### Task to complete
Reproduce the listing below in full and without alteration, apart from its pictures.

### Data shown
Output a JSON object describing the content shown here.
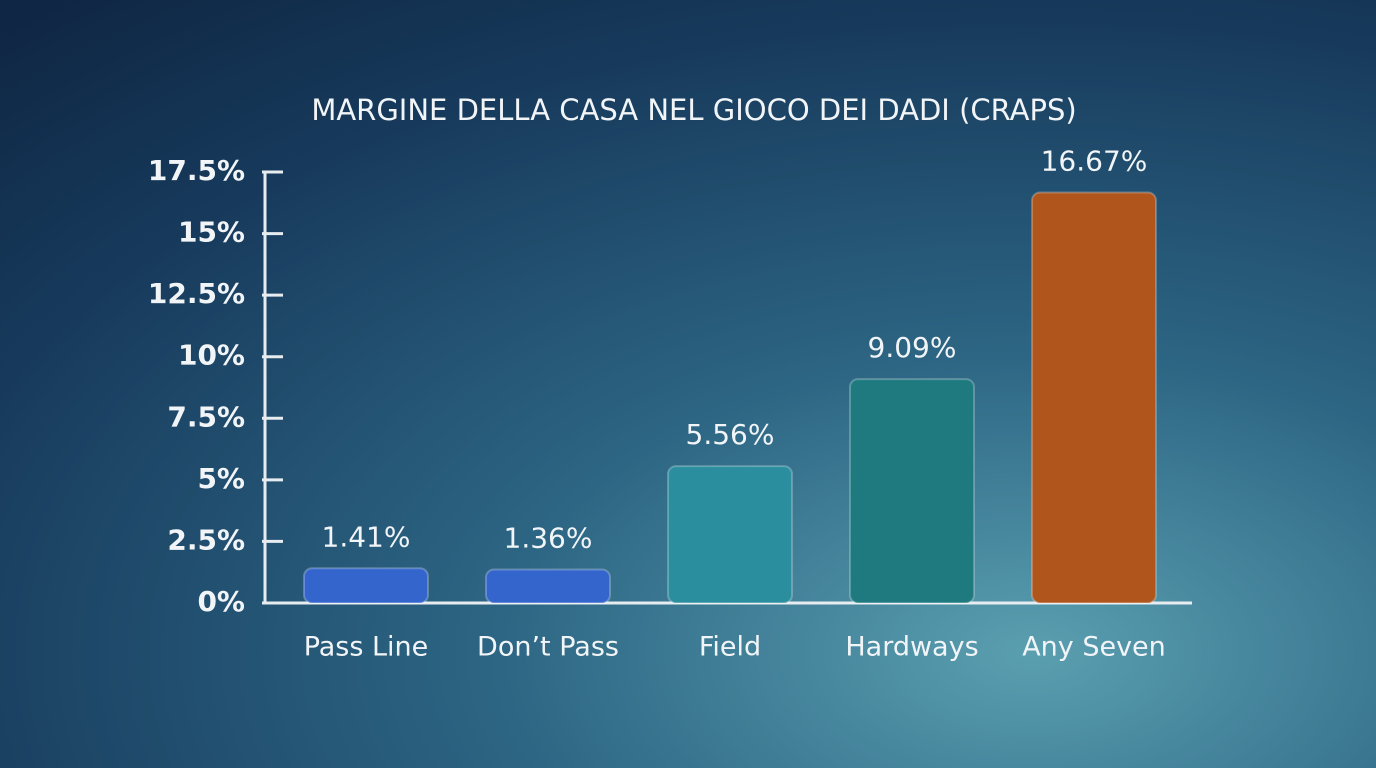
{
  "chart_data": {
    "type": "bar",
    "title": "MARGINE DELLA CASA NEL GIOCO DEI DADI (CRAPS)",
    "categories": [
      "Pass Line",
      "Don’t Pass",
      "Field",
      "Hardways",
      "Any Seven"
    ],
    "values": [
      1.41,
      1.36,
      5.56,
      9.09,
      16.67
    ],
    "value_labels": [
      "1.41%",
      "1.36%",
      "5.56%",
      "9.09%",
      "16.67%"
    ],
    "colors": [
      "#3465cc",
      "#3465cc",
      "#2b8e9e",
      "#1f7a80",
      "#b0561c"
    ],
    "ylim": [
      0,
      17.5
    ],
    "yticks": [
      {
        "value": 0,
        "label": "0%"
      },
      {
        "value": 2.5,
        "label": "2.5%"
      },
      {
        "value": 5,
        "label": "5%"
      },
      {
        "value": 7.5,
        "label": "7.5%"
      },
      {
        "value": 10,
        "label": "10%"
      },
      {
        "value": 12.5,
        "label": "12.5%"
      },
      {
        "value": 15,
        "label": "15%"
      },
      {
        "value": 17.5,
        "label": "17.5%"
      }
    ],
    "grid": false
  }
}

### Solution to the problem
Output a JSON object describing the content shown here.
{
  "chart_data": {
    "type": "bar",
    "title": "MARGINE DELLA CASA NEL GIOCO DEI DADI (CRAPS)",
    "categories": [
      "Pass Line",
      "Don’t Pass",
      "Field",
      "Hardways",
      "Any Seven"
    ],
    "values": [
      1.41,
      1.36,
      5.56,
      9.09,
      16.67
    ],
    "value_labels": [
      "1.41%",
      "1.36%",
      "5.56%",
      "9.09%",
      "16.67%"
    ],
    "colors": [
      "#3465cc",
      "#3465cc",
      "#2b8e9e",
      "#1f7a80",
      "#b0561c"
    ],
    "ylim": [
      0,
      17.5
    ],
    "yticks": [
      {
        "value": 0,
        "label": "0%"
      },
      {
        "value": 2.5,
        "label": "2.5%"
      },
      {
        "value": 5,
        "label": "5%"
      },
      {
        "value": 7.5,
        "label": "7.5%"
      },
      {
        "value": 10,
        "label": "10%"
      },
      {
        "value": 12.5,
        "label": "12.5%"
      },
      {
        "value": 15,
        "label": "15%"
      },
      {
        "value": 17.5,
        "label": "17.5%"
      }
    ],
    "grid": false
  }
}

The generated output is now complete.